*INSTRUCTIONS FOR THE TASK*. Reproduce all entries precisely as they are written.

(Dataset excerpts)
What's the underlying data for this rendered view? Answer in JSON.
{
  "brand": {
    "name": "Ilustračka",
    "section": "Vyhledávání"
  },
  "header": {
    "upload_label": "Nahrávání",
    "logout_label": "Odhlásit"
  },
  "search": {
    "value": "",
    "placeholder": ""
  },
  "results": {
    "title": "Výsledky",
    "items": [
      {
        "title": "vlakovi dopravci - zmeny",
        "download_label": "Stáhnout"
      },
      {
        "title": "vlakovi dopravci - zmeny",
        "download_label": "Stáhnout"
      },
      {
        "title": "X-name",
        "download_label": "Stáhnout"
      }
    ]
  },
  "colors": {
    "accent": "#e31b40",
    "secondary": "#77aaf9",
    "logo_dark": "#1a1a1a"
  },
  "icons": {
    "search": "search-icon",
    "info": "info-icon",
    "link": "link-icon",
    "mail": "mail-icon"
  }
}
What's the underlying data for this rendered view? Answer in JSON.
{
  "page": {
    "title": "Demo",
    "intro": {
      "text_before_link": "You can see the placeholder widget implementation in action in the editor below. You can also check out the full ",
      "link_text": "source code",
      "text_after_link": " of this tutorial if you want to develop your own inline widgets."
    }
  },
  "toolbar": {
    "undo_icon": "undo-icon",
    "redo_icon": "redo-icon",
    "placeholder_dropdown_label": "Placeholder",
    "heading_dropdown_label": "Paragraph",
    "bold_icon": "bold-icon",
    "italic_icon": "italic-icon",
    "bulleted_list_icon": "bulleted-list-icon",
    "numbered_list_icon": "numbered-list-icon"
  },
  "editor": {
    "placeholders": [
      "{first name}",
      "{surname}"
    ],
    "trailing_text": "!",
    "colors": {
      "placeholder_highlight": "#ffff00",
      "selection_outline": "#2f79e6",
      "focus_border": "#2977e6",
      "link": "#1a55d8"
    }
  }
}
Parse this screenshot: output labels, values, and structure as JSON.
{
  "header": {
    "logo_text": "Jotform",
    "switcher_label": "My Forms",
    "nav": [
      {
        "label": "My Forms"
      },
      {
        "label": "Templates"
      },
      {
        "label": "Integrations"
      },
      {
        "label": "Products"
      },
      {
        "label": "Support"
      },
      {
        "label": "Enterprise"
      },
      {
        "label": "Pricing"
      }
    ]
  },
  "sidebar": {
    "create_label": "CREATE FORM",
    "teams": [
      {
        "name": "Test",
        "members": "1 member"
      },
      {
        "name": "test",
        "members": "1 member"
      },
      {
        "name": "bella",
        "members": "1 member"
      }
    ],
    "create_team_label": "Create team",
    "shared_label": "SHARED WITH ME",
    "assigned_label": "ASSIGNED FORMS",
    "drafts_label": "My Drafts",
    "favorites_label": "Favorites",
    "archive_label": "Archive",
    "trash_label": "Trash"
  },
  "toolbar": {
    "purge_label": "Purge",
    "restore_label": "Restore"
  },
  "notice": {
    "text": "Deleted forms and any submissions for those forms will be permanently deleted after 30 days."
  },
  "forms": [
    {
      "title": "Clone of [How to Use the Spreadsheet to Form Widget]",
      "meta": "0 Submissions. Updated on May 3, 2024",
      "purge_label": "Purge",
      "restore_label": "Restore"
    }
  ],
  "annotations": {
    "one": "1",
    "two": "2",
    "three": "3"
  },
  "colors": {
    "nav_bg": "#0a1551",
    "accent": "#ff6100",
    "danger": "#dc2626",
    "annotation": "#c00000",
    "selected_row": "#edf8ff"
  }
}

*SOLUTION FOR THIS PROBLEM*.
What's the underlying data for this rendered view? Answer in JSON.
{
  "brand": {
    "name": "Ilustračka",
    "section": "Vyhledávání"
  },
  "header": {
    "upload_label": "Nahrávání",
    "logout_label": "Odhlásit"
  },
  "search": {
    "value": "",
    "placeholder": ""
  },
  "results": {
    "title": "Výsledky",
    "items": [
      {
        "title": "vlakovi dopravci - zmeny",
        "download_label": "Stáhnout"
      },
      {
        "title": "vlakovi dopravci - zmeny",
        "download_label": "Stáhnout"
      },
      {
        "title": "X-name",
        "download_label": "Stáhnout"
      }
    ]
  },
  "colors": {
    "accent": "#e31b40",
    "secondary": "#77aaf9",
    "logo_dark": "#1a1a1a"
  },
  "icons": {
    "search": "search-icon",
    "info": "info-icon",
    "link": "link-icon",
    "mail": "mail-icon"
  }
}
What's the underlying data for this rendered view? Answer in JSON.
{
  "page": {
    "title": "Demo",
    "intro": {
      "text_before_link": "You can see the placeholder widget implementation in action in the editor below. You can also check out the full ",
      "link_text": "source code",
      "text_after_link": " of this tutorial if you want to develop your own inline widgets."
    }
  },
  "toolbar": {
    "undo_icon": "undo-icon",
    "redo_icon": "redo-icon",
    "placeholder_dropdown_label": "Placeholder",
    "heading_dropdown_label": "Paragraph",
    "bold_icon": "bold-icon",
    "italic_icon": "italic-icon",
    "bulleted_list_icon": "bulleted-list-icon",
    "numbered_list_icon": "numbered-list-icon"
  },
  "editor": {
    "placeholders": [
      "{first name}",
      "{surname}"
    ],
    "trailing_text": "!",
    "colors": {
      "placeholder_highlight": "#ffff00",
      "selection_outline": "#2f79e6",
      "focus_border": "#2977e6",
      "link": "#1a55d8"
    }
  }
}
Parse this screenshot: output labels, values, and structure as JSON.
{
  "header": {
    "logo_text": "Jotform",
    "switcher_label": "My Forms",
    "nav": [
      {
        "label": "My Forms"
      },
      {
        "label": "Templates"
      },
      {
        "label": "Integrations"
      },
      {
        "label": "Products"
      },
      {
        "label": "Support"
      },
      {
        "label": "Enterprise"
      },
      {
        "label": "Pricing"
      }
    ]
  },
  "sidebar": {
    "create_label": "CREATE FORM",
    "teams": [
      {
        "name": "Test",
        "members": "1 member"
      },
      {
        "name": "test",
        "members": "1 member"
      },
      {
        "name": "bella",
        "members": "1 member"
      }
    ],
    "create_team_label": "Create team",
    "shared_label": "SHARED WITH ME",
    "assigned_label": "ASSIGNED FORMS",
    "drafts_label": "My Drafts",
    "favorites_label": "Favorites",
    "archive_label": "Archive",
    "trash_label": "Trash"
  },
  "toolbar": {
    "purge_label": "Purge",
    "restore_label": "Restore"
  },
  "notice": {
    "text": "Deleted forms and any submissions for those forms will be permanently deleted after 30 days."
  },
  "forms": [
    {
      "title": "Clone of [How to Use the Spreadsheet to Form Widget]",
      "meta": "0 Submissions. Updated on May 3, 2024",
      "purge_label": "Purge",
      "restore_label": "Restore"
    }
  ],
  "annotations": {
    "one": "1",
    "two": "2",
    "three": "3"
  },
  "colors": {
    "nav_bg": "#0a1551",
    "accent": "#ff6100",
    "danger": "#dc2626",
    "annotation": "#c00000",
    "selected_row": "#edf8ff"
  }
}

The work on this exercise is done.